Start RECORD EXTRACTS

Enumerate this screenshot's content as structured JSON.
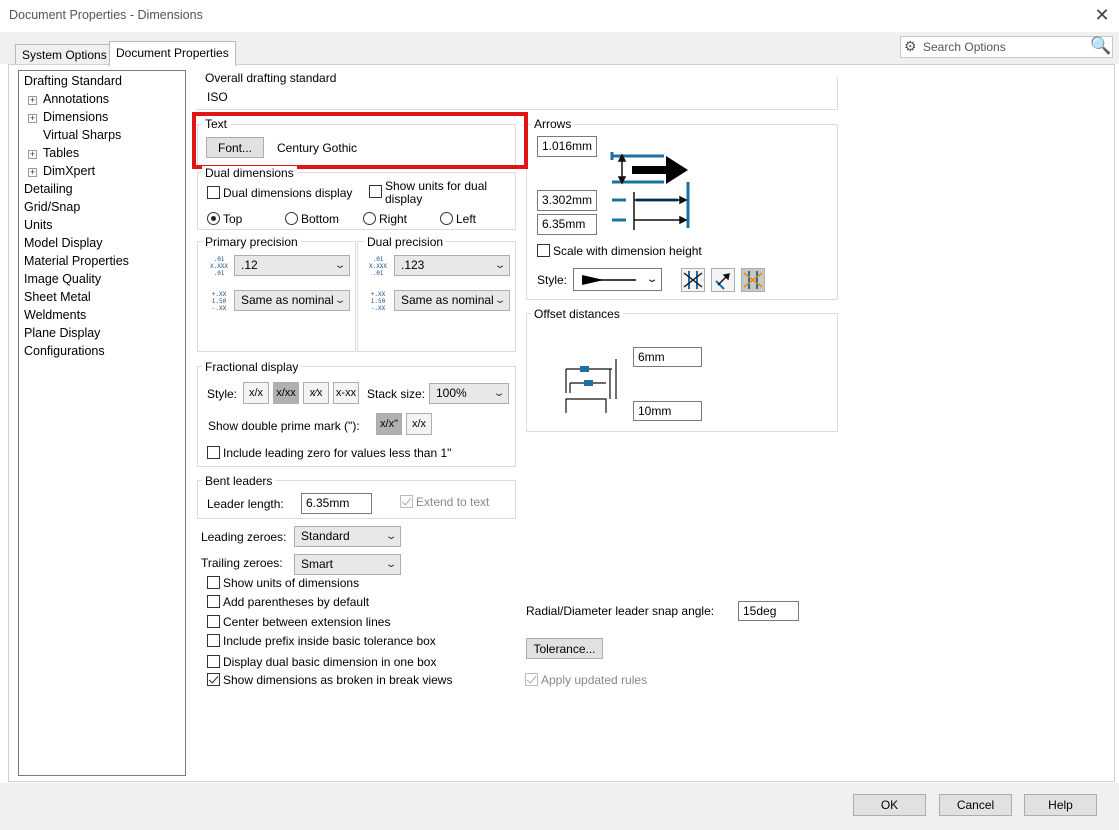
{
  "window": {
    "title": "Document Properties - Dimensions",
    "close": "✕"
  },
  "tabs": {
    "system": "System Options",
    "document": "Document Properties"
  },
  "search": {
    "placeholder": "Search Options",
    "gear": "⚙",
    "mag": "🔍"
  },
  "tree": [
    {
      "label": "Drafting Standard",
      "level": 1,
      "expandable": false
    },
    {
      "label": "Annotations",
      "level": 2,
      "expandable": true
    },
    {
      "label": "Dimensions",
      "level": 2,
      "expandable": true
    },
    {
      "label": "Virtual Sharps",
      "level": 2,
      "expandable": false
    },
    {
      "label": "Tables",
      "level": 2,
      "expandable": true
    },
    {
      "label": "DimXpert",
      "level": 2,
      "expandable": true
    },
    {
      "label": "Detailing",
      "level": 1,
      "expandable": false
    },
    {
      "label": "Grid/Snap",
      "level": 1,
      "expandable": false
    },
    {
      "label": "Units",
      "level": 1,
      "expandable": false
    },
    {
      "label": "Model Display",
      "level": 1,
      "expandable": false
    },
    {
      "label": "Material Properties",
      "level": 1,
      "expandable": false
    },
    {
      "label": "Image Quality",
      "level": 1,
      "expandable": false
    },
    {
      "label": "Sheet Metal",
      "level": 1,
      "expandable": false
    },
    {
      "label": "Weldments",
      "level": 1,
      "expandable": false
    },
    {
      "label": "Plane Display",
      "level": 1,
      "expandable": false
    },
    {
      "label": "Configurations",
      "level": 1,
      "expandable": false
    }
  ],
  "overall": {
    "label": "Overall drafting standard",
    "value": "ISO"
  },
  "text": {
    "label": "Text",
    "font_button": "Font...",
    "font_name": "Century Gothic"
  },
  "dual": {
    "label": "Dual dimensions",
    "dual_display": "Dual dimensions display",
    "show_units": "Show units for dual",
    "show_units2": "display",
    "top": "Top",
    "bottom": "Bottom",
    "right": "Right",
    "left": "Left"
  },
  "primary": {
    "label": "Primary precision",
    "value": ".12",
    "tol": "Same as nominal",
    "ic1": ".01 X.XXX .01",
    "ic2": "+.XX 1.50 -.XX"
  },
  "dualprec": {
    "label": "Dual precision",
    "value": ".123",
    "tol": "Same as nominal"
  },
  "fractional": {
    "label": "Fractional display",
    "style": "Style:",
    "stack_size_label": "Stack size:",
    "stack_size": "100%",
    "s1": "x/x",
    "s2": "x/xx",
    "s3": "x⁄x",
    "s4": "x-xx",
    "double_prime": "Show double prime mark (\"):",
    "dp1": "x/x\"",
    "dp2": "x/x",
    "leading_zero": "Include leading zero for values less than 1\""
  },
  "bent": {
    "label": "Bent leaders",
    "length_label": "Leader length:",
    "length": "6.35mm",
    "extend": "Extend to text"
  },
  "zeroes": {
    "leading_label": "Leading zeroes:",
    "leading": "Standard",
    "trailing_label": "Trailing zeroes:",
    "trailing": "Smart"
  },
  "options": [
    {
      "label": "Show units of dimensions",
      "checked": false
    },
    {
      "label": "Add parentheses by default",
      "checked": false
    },
    {
      "label": "Center between extension lines",
      "checked": false
    },
    {
      "label": "Include prefix inside basic tolerance box",
      "checked": false
    },
    {
      "label": "Display dual basic dimension in one box",
      "checked": false
    },
    {
      "label": "Show dimensions as broken in break views",
      "checked": true
    }
  ],
  "arrows": {
    "label": "Arrows",
    "v1": "1.016mm",
    "v2": "3.302mm",
    "v3": "6.35mm",
    "scale": "Scale with dimension height",
    "style": "Style:"
  },
  "offset": {
    "label": "Offset distances",
    "v1": "6mm",
    "v2": "10mm"
  },
  "radial": {
    "label": "Radial/Diameter leader snap angle:",
    "value": "15deg"
  },
  "tolerance_button": "Tolerance...",
  "apply_rules": "Apply updated rules",
  "buttons": {
    "ok": "OK",
    "cancel": "Cancel",
    "help": "Help"
  },
  "colors": {
    "accent_blue": "#1d6fa5",
    "highlight_red": "#e01616"
  }
}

End RECORD EXTRACTS

*WHAT YOU SHOULD DO*: Copy each line exactly, and leave the pictures out of your copy.

*RIGHT ANSWER*:
Enumerate this screenshot's content as structured JSON.
{
  "window": {
    "title": "Document Properties - Dimensions",
    "close": "✕"
  },
  "tabs": {
    "system": "System Options",
    "document": "Document Properties"
  },
  "search": {
    "placeholder": "Search Options",
    "gear": "⚙",
    "mag": "🔍"
  },
  "tree": [
    {
      "label": "Drafting Standard",
      "level": 1,
      "expandable": false
    },
    {
      "label": "Annotations",
      "level": 2,
      "expandable": true
    },
    {
      "label": "Dimensions",
      "level": 2,
      "expandable": true
    },
    {
      "label": "Virtual Sharps",
      "level": 2,
      "expandable": false
    },
    {
      "label": "Tables",
      "level": 2,
      "expandable": true
    },
    {
      "label": "DimXpert",
      "level": 2,
      "expandable": true
    },
    {
      "label": "Detailing",
      "level": 1,
      "expandable": false
    },
    {
      "label": "Grid/Snap",
      "level": 1,
      "expandable": false
    },
    {
      "label": "Units",
      "level": 1,
      "expandable": false
    },
    {
      "label": "Model Display",
      "level": 1,
      "expandable": false
    },
    {
      "label": "Material Properties",
      "level": 1,
      "expandable": false
    },
    {
      "label": "Image Quality",
      "level": 1,
      "expandable": false
    },
    {
      "label": "Sheet Metal",
      "level": 1,
      "expandable": false
    },
    {
      "label": "Weldments",
      "level": 1,
      "expandable": false
    },
    {
      "label": "Plane Display",
      "level": 1,
      "expandable": false
    },
    {
      "label": "Configurations",
      "level": 1,
      "expandable": false
    }
  ],
  "overall": {
    "label": "Overall drafting standard",
    "value": "ISO"
  },
  "text": {
    "label": "Text",
    "font_button": "Font...",
    "font_name": "Century Gothic"
  },
  "dual": {
    "label": "Dual dimensions",
    "dual_display": "Dual dimensions display",
    "show_units": "Show units for dual",
    "show_units2": "display",
    "top": "Top",
    "bottom": "Bottom",
    "right": "Right",
    "left": "Left"
  },
  "primary": {
    "label": "Primary precision",
    "value": ".12",
    "tol": "Same as nominal",
    "ic1": ".01 X.XXX .01",
    "ic2": "+.XX 1.50 -.XX"
  },
  "dualprec": {
    "label": "Dual precision",
    "value": ".123",
    "tol": "Same as nominal"
  },
  "fractional": {
    "label": "Fractional display",
    "style": "Style:",
    "stack_size_label": "Stack size:",
    "stack_size": "100%",
    "s1": "x/x",
    "s2": "x/xx",
    "s3": "x⁄x",
    "s4": "x-xx",
    "double_prime": "Show double prime mark (\"):",
    "dp1": "x/x\"",
    "dp2": "x/x",
    "leading_zero": "Include leading zero for values less than 1\""
  },
  "bent": {
    "label": "Bent leaders",
    "length_label": "Leader length:",
    "length": "6.35mm",
    "extend": "Extend to text"
  },
  "zeroes": {
    "leading_label": "Leading zeroes:",
    "leading": "Standard",
    "trailing_label": "Trailing zeroes:",
    "trailing": "Smart"
  },
  "options": [
    {
      "label": "Show units of dimensions",
      "checked": false
    },
    {
      "label": "Add parentheses by default",
      "checked": false
    },
    {
      "label": "Center between extension lines",
      "checked": false
    },
    {
      "label": "Include prefix inside basic tolerance box",
      "checked": false
    },
    {
      "label": "Display dual basic dimension in one box",
      "checked": false
    },
    {
      "label": "Show dimensions as broken in break views",
      "checked": true
    }
  ],
  "arrows": {
    "label": "Arrows",
    "v1": "1.016mm",
    "v2": "3.302mm",
    "v3": "6.35mm",
    "scale": "Scale with dimension height",
    "style": "Style:"
  },
  "offset": {
    "label": "Offset distances",
    "v1": "6mm",
    "v2": "10mm"
  },
  "radial": {
    "label": "Radial/Diameter leader snap angle:",
    "value": "15deg"
  },
  "tolerance_button": "Tolerance...",
  "apply_rules": "Apply updated rules",
  "buttons": {
    "ok": "OK",
    "cancel": "Cancel",
    "help": "Help"
  },
  "colors": {
    "accent_blue": "#1d6fa5",
    "highlight_red": "#e01616"
  }
}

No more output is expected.